# Work instructions:
Read the lines below. Copy out any that hold the string "chicken".

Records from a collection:

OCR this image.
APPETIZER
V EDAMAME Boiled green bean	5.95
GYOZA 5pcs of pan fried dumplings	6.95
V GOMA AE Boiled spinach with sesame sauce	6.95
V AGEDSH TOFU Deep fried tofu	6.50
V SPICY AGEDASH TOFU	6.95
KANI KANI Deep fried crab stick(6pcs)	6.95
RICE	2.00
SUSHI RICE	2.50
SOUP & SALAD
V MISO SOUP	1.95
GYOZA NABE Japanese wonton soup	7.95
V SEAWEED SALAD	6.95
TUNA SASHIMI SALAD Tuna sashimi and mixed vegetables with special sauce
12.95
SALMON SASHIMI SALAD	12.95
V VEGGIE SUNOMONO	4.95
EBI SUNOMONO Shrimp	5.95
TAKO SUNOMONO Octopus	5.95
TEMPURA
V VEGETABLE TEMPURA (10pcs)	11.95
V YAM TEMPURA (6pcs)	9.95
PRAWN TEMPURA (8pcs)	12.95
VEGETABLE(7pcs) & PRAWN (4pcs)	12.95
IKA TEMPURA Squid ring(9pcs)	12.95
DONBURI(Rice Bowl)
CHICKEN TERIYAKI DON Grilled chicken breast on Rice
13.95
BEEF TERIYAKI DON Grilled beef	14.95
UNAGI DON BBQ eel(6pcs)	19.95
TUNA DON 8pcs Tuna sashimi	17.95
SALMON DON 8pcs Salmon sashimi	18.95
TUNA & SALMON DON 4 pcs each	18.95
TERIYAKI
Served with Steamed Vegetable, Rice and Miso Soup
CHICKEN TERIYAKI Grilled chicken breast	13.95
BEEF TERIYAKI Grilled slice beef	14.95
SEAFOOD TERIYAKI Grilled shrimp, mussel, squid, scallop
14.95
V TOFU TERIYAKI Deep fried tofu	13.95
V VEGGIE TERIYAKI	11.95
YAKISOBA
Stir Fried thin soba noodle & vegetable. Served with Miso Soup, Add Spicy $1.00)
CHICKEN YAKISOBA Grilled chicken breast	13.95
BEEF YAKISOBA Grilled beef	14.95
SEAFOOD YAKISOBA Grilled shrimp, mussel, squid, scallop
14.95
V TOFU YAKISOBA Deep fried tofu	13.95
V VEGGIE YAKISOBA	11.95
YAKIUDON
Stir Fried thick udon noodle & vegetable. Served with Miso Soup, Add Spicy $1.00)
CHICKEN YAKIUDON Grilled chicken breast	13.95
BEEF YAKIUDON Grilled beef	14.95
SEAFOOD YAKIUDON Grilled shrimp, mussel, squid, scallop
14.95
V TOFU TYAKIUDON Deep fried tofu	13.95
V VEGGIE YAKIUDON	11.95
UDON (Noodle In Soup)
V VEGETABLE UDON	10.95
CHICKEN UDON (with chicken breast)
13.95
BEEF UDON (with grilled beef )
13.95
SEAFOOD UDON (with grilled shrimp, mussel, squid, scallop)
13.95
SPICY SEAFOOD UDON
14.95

# Response for this exercise:
CHICKEN TERIYAKI DON Grilled chicken breast on Rice
CHICKEN TERIYAKI Grilled chicken breast	13.95
CHICKEN YAKISOBA Grilled chicken breast	13.95
CHICKEN YAKIUDON Grilled chicken breast	13.95
CHICKEN UDON (with chicken breast)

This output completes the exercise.